▸ **Work required**
Can you find the lines of the listing that include "JSON" and copy every one?
### Records provided ###
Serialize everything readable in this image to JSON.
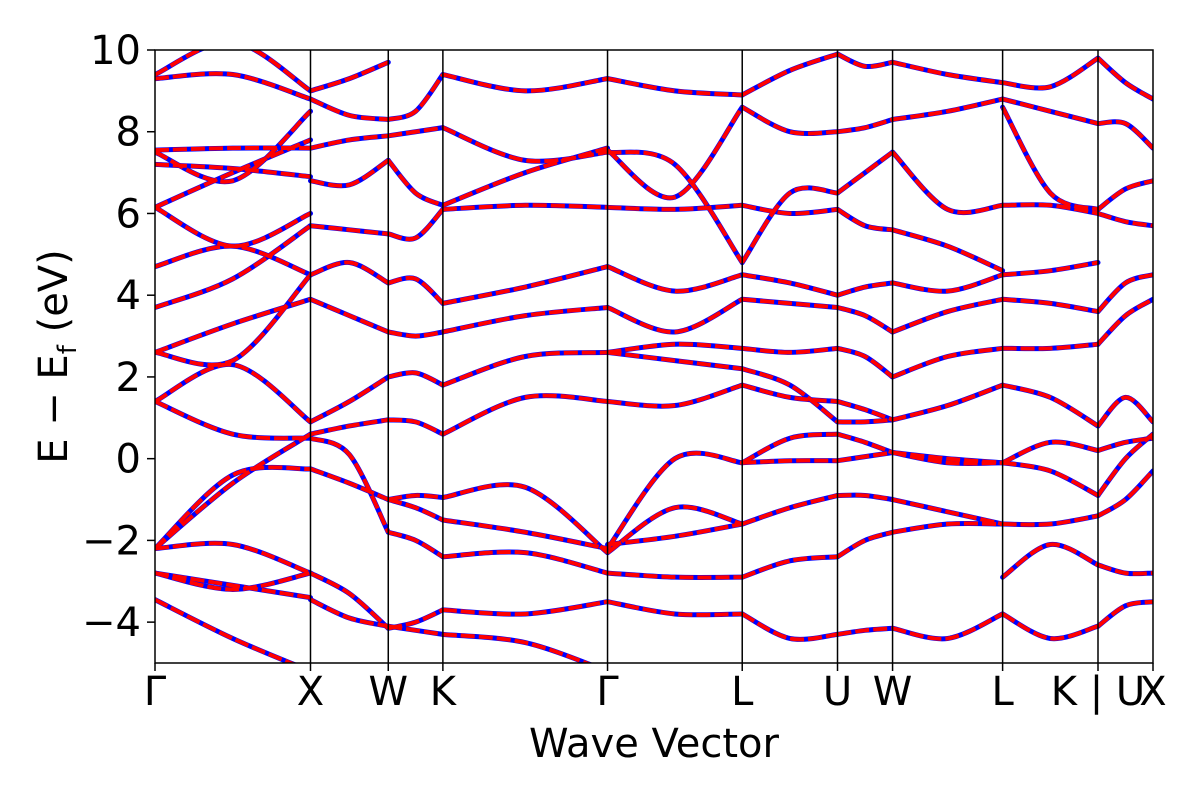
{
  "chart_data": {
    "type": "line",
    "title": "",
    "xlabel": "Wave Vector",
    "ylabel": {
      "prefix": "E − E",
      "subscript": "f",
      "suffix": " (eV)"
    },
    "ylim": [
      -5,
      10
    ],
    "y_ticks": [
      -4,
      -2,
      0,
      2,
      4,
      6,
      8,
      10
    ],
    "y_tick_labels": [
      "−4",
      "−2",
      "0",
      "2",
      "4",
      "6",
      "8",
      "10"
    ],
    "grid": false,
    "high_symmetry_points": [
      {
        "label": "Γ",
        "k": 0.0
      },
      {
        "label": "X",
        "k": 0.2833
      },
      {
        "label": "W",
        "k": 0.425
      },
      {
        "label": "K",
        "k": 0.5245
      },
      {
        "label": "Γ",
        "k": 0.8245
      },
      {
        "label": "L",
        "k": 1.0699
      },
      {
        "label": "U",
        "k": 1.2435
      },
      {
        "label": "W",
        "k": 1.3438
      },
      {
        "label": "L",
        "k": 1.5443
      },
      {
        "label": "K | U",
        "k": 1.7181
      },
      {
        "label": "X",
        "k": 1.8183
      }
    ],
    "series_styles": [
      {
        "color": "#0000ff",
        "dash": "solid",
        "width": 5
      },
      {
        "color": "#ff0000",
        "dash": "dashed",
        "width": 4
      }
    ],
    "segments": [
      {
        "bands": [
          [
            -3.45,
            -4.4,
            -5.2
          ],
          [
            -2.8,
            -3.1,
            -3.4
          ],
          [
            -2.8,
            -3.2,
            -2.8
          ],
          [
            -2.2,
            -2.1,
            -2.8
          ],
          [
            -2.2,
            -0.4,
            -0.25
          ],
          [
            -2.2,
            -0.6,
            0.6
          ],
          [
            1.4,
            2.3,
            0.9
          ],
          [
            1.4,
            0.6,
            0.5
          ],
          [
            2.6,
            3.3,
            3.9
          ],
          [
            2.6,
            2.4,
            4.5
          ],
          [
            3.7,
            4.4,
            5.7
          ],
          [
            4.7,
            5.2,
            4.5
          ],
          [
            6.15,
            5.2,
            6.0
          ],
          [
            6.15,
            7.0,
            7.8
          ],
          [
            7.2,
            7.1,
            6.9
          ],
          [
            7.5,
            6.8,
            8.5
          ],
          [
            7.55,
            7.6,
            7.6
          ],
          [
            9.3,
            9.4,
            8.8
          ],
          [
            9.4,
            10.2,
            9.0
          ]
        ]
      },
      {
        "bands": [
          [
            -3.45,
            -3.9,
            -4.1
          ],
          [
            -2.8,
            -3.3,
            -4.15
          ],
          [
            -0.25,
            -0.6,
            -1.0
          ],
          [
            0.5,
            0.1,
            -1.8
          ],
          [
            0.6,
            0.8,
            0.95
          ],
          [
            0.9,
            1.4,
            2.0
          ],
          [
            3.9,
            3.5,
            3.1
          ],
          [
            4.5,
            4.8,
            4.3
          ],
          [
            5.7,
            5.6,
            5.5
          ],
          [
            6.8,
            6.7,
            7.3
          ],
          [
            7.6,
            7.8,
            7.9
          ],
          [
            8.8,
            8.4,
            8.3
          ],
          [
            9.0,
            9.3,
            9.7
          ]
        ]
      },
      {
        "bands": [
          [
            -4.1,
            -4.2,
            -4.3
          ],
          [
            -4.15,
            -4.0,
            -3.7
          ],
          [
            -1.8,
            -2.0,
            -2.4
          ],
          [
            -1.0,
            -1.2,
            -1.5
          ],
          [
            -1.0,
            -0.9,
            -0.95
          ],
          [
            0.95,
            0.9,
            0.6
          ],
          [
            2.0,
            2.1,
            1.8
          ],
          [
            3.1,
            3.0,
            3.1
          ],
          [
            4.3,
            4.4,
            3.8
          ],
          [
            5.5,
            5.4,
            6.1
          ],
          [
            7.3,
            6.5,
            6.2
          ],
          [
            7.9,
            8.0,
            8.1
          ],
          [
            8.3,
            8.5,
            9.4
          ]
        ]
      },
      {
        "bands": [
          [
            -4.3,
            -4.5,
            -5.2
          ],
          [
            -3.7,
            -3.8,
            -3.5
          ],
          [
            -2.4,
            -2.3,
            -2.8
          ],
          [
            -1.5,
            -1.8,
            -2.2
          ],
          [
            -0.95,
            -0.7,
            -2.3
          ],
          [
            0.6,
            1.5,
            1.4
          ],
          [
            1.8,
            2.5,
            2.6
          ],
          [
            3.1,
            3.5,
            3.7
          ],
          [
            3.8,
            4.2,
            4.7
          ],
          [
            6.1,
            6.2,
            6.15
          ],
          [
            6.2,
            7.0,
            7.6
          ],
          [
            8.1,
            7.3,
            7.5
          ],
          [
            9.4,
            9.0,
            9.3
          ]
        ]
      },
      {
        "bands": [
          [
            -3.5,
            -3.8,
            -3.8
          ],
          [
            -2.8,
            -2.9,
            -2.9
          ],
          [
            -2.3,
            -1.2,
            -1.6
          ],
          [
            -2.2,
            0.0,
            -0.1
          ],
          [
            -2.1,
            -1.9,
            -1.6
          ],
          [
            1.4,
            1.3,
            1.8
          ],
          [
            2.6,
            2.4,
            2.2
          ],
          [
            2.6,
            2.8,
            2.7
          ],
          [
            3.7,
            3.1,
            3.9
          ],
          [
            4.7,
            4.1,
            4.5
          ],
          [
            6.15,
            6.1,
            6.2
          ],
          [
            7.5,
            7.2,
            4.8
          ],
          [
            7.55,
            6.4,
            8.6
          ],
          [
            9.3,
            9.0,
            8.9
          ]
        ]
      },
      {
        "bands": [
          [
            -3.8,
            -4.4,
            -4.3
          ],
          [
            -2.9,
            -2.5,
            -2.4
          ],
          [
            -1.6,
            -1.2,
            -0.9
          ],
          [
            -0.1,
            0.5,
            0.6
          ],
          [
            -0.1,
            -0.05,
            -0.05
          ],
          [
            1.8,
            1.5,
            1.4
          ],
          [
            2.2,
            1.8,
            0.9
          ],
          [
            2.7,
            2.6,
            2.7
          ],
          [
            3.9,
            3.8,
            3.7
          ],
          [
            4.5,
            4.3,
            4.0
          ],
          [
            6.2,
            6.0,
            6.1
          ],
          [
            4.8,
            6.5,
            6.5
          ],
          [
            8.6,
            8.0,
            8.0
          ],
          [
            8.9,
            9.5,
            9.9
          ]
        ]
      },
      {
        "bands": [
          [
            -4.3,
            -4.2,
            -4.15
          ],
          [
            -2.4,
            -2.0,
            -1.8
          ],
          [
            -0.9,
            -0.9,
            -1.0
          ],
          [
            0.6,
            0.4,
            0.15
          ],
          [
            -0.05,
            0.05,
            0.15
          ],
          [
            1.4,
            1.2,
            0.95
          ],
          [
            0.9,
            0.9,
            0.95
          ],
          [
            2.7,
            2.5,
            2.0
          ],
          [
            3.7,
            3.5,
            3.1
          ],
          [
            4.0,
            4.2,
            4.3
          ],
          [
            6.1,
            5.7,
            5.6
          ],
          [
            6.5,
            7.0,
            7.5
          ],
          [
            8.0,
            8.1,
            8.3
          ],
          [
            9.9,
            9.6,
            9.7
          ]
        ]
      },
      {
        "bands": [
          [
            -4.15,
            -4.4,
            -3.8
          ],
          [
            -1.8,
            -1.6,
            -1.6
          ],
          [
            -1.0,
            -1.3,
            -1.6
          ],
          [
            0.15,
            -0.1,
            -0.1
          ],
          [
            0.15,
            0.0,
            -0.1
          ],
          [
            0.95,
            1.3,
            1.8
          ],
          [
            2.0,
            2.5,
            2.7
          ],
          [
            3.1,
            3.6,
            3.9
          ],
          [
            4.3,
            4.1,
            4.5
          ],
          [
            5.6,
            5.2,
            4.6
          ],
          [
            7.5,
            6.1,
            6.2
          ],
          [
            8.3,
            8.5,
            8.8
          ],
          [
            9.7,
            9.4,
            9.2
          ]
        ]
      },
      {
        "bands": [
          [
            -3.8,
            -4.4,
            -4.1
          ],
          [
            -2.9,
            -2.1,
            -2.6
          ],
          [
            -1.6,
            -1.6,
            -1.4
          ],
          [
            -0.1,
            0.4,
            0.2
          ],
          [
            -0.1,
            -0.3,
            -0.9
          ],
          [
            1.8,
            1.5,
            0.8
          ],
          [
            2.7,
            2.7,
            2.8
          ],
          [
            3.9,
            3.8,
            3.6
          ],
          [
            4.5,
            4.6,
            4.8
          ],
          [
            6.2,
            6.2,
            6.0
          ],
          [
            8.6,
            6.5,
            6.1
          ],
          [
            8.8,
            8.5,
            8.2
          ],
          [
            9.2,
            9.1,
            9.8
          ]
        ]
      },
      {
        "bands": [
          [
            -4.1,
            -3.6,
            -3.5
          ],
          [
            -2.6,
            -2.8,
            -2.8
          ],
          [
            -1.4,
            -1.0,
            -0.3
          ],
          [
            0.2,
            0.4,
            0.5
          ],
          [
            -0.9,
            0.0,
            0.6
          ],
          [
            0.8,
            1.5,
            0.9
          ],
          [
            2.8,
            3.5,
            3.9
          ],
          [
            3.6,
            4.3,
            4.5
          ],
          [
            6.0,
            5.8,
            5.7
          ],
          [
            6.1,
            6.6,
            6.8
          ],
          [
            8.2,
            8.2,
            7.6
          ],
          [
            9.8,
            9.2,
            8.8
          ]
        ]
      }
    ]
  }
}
###
### Records provided ###
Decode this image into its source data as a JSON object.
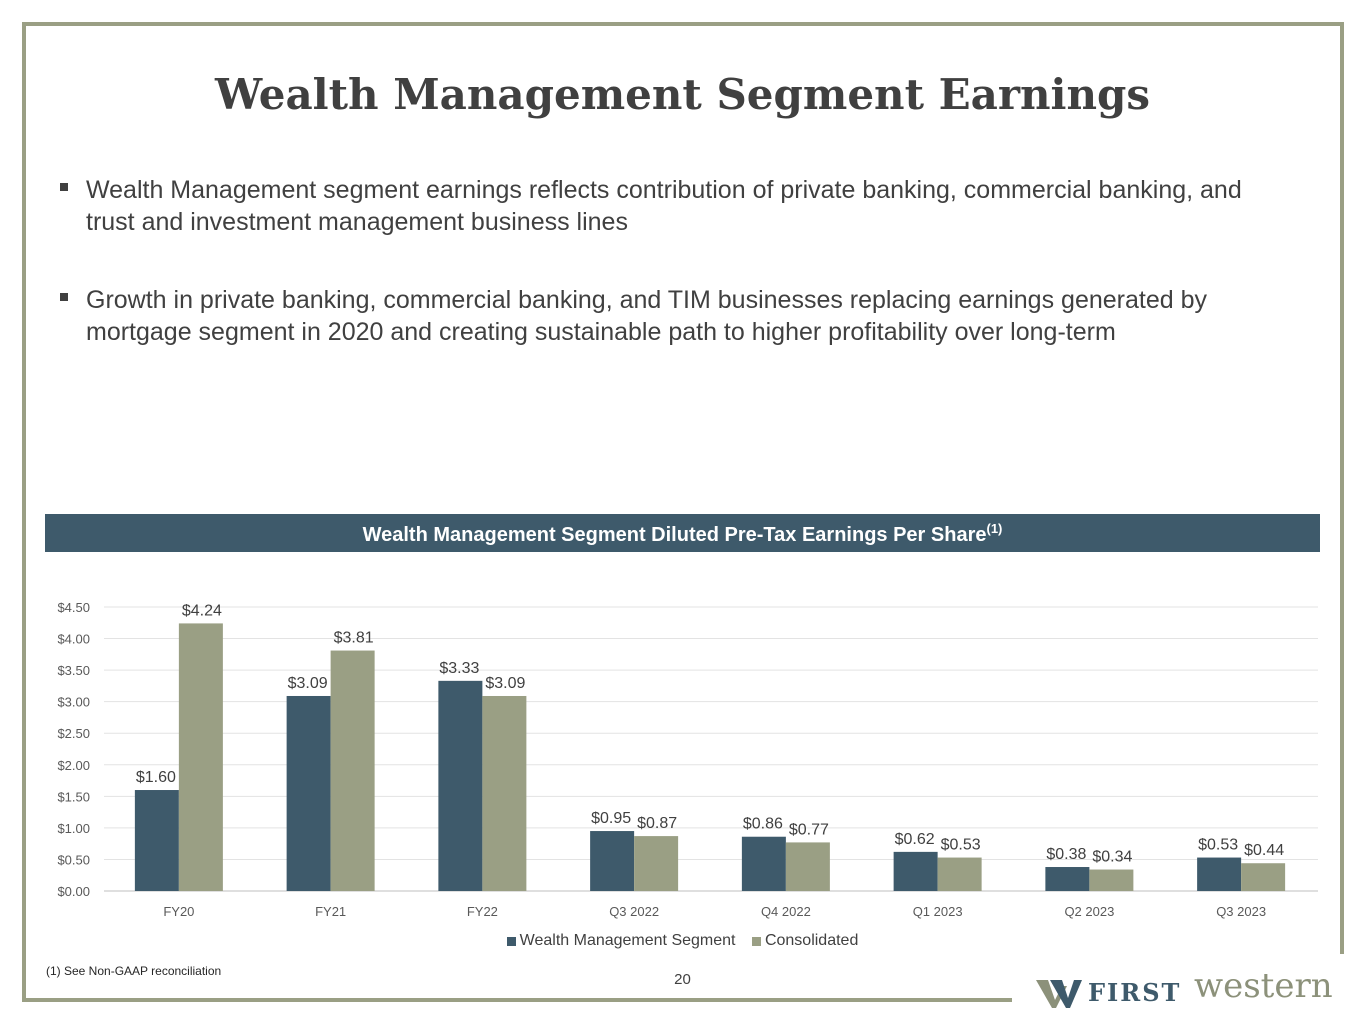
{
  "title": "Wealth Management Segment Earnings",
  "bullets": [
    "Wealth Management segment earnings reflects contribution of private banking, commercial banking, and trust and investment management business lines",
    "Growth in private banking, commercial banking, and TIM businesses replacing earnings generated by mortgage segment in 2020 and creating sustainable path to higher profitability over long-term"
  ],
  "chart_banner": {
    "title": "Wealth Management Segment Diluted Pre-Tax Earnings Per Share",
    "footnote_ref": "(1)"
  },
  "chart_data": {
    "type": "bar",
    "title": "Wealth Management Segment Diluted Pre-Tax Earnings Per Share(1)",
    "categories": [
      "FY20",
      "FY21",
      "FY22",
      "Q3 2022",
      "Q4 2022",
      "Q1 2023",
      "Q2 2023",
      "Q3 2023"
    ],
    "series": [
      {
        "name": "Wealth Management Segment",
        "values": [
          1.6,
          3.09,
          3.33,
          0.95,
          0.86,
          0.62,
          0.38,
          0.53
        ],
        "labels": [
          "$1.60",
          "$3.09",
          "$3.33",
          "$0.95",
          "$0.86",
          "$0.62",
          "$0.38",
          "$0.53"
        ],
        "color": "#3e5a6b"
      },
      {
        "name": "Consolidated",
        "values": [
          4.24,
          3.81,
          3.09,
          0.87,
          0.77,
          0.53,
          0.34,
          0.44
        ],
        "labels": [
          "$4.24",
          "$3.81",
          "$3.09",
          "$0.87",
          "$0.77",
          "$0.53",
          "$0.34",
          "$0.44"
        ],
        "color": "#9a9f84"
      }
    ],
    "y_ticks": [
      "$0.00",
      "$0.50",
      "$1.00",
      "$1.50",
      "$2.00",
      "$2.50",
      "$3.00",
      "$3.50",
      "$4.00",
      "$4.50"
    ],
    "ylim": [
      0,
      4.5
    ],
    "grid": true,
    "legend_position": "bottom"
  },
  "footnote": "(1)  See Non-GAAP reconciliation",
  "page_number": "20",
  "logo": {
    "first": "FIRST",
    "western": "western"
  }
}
###
▸ **Reply**
Serialize everything readable in this image to JSON.
Decode this image into its source data as a JSON object.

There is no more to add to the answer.